WHAT IS ASKED ->
Your copy of the material below should match it exactly, except that it holds no pictures.

DATA RECORDS ->
########################################
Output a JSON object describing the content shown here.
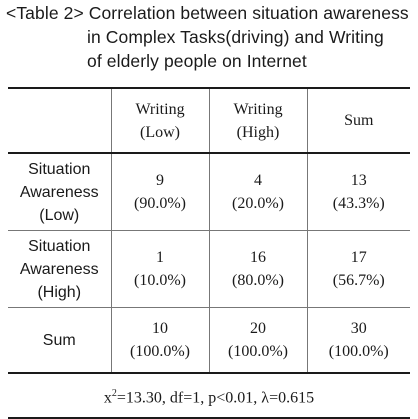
{
  "caption": {
    "line1": "<Table 2> Correlation between situation awareness",
    "line2": "in Complex Tasks(driving) and Writing",
    "line3": "of elderly people on Internet"
  },
  "table": {
    "headers": [
      {
        "line1": "Writing",
        "line2": "(Low)"
      },
      {
        "line1": "Writing",
        "line2": "(High)"
      },
      {
        "line1": "Sum",
        "line2": ""
      }
    ],
    "rows": [
      {
        "label": {
          "line1": "Situation",
          "line2": "Awareness",
          "line3": "(Low)"
        },
        "cells": [
          {
            "count": "9",
            "pct": "(90.0%)"
          },
          {
            "count": "4",
            "pct": "(20.0%)"
          },
          {
            "count": "13",
            "pct": "(43.3%)"
          }
        ]
      },
      {
        "label": {
          "line1": "Situation",
          "line2": "Awareness",
          "line3": "(High)"
        },
        "cells": [
          {
            "count": "1",
            "pct": "(10.0%)"
          },
          {
            "count": "16",
            "pct": "(80.0%)"
          },
          {
            "count": "17",
            "pct": "(56.7%)"
          }
        ]
      },
      {
        "label": {
          "line1": "Sum",
          "line2": "",
          "line3": ""
        },
        "cells": [
          {
            "count": "10",
            "pct": "(100.0%)"
          },
          {
            "count": "20",
            "pct": "(100.0%)"
          },
          {
            "count": "30",
            "pct": "(100.0%)"
          }
        ]
      }
    ],
    "footer": {
      "chi": "x",
      "chi_sup": "2",
      "stats": "=13.30, df=1, p<0.01, λ=0.615"
    }
  }
}
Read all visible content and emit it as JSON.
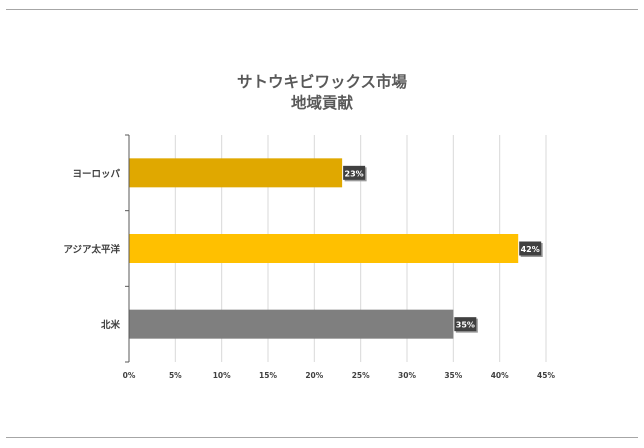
########################################
SOLUTION FOR THIS TASK ->
Output a JSON object describing the content shown here.
{
  "caption": {
    "line1": "<Table 2> Correlation between situation awareness",
    "line2": "in Complex Tasks(driving) and Writing",
    "line3": "of elderly people on Internet"
  },
  "table": {
    "headers": [
      {
        "line1": "Writing",
        "line2": "(Low)"
      },
      {
        "line1": "Writing",
        "line2": "(High)"
      },
      {
        "line1": "Sum",
        "line2": ""
      }
    ],
    "rows": [
      {
        "label": {
          "line1": "Situation",
          "line2": "Awareness",
          "line3": "(Low)"
        },
        "cells": [
          {
            "count": "9",
            "pct": "(90.0%)"
          },
          {
            "count": "4",
            "pct": "(20.0%)"
          },
          {
            "count": "13",
            "pct": "(43.3%)"
          }
        ]
      },
      {
        "label": {
          "line1": "Situation",
          "line2": "Awareness",
          "line3": "(High)"
        },
        "cells": [
          {
            "count": "1",
            "pct": "(10.0%)"
          },
          {
            "count": "16",
            "pct": "(80.0%)"
          },
          {
            "count": "17",
            "pct": "(56.7%)"
          }
        ]
      },
      {
        "label": {
          "line1": "Sum",
          "line2": "",
          "line3": ""
        },
        "cells": [
          {
            "count": "10",
            "pct": "(100.0%)"
          },
          {
            "count": "20",
            "pct": "(100.0%)"
          },
          {
            "count": "30",
            "pct": "(100.0%)"
          }
        ]
      }
    ],
    "footer": {
      "chi": "x",
      "chi_sup": "2",
      "stats": "=13.30, df=1, p<0.01, λ=0.615"
    }
  }
}
Read all visible content and emit it as JSON.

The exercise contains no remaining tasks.